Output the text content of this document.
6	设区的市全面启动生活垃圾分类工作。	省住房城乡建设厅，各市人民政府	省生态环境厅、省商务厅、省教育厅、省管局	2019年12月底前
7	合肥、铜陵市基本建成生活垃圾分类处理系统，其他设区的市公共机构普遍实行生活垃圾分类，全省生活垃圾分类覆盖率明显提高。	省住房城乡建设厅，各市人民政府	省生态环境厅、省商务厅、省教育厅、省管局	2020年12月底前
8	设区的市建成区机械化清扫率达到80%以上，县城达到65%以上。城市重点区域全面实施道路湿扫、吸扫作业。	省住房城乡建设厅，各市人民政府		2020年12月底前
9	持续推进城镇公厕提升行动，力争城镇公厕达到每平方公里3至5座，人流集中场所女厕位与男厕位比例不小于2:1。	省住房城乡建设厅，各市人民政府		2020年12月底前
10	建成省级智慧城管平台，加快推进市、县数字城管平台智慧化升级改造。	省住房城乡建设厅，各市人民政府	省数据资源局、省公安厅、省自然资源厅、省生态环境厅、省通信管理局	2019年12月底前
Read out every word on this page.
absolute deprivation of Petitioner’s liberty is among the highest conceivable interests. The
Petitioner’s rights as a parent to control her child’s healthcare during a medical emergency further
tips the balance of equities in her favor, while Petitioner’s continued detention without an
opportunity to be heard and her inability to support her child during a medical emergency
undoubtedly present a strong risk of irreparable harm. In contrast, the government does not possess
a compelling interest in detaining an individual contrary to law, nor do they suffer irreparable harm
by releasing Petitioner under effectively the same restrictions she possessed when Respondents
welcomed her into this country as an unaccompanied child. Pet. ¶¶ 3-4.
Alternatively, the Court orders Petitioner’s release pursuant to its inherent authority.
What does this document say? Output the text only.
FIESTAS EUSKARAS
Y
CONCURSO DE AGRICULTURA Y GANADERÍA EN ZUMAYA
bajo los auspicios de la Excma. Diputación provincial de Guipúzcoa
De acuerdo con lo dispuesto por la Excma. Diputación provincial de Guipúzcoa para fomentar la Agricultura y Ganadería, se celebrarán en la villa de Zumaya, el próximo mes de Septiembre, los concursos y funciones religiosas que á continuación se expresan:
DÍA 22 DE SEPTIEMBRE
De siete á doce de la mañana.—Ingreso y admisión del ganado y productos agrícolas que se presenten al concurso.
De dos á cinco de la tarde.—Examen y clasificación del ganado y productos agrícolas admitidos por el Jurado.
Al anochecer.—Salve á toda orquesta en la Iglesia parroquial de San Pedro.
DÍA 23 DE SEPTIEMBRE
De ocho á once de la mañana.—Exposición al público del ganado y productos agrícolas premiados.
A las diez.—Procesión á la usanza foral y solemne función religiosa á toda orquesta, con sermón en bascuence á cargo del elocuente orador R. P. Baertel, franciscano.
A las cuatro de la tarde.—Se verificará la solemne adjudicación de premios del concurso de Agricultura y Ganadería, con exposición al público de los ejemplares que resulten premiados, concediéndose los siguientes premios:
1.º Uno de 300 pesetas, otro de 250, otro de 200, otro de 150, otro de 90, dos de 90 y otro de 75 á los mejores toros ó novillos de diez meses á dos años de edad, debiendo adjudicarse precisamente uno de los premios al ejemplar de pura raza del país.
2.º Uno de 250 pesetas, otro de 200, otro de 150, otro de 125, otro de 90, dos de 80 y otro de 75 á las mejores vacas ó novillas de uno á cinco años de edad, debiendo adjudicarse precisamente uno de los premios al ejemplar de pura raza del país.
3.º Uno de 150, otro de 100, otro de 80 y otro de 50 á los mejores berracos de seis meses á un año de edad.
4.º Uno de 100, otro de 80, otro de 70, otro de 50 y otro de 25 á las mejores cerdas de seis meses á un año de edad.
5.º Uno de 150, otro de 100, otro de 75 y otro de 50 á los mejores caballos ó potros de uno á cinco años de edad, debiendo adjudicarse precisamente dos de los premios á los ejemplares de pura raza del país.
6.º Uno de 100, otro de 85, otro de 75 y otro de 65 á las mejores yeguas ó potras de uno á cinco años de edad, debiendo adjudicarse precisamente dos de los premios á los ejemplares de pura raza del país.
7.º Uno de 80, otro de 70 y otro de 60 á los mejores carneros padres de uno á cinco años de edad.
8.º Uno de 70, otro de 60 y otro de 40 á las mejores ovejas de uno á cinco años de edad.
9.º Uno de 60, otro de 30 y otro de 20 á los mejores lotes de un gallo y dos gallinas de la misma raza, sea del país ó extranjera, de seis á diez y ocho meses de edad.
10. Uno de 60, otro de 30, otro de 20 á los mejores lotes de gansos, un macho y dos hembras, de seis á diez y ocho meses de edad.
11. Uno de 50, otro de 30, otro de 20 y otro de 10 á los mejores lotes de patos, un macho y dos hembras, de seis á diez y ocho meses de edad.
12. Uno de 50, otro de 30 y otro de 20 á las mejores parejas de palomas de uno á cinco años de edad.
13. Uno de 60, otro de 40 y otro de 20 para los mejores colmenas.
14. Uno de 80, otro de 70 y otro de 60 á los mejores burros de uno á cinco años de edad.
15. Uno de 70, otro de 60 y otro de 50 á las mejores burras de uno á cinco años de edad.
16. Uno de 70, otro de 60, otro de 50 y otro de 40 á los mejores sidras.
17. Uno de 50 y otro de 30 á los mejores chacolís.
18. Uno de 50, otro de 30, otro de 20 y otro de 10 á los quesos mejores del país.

........

- SHORT EXERCISE
Show every line from the entries above in which the word "省商务厅" appears.

- FINISHED TASK
6	设区的市全面启动生活垃圾分类工作。	省住房城乡建设厅，各市人民政府	省生态环境厅、省商务厅、省教育厅、省管局	2019年12月底前
7	合肥、铜陵市基本建成生活垃圾分类处理系统，其他设区的市公共机构普遍实行生活垃圾分类，全省生活垃圾分类覆盖率明显提高。	省住房城乡建设厅，各市人民政府	省生态环境厅、省商务厅、省教育厅、省管局	2020年12月底前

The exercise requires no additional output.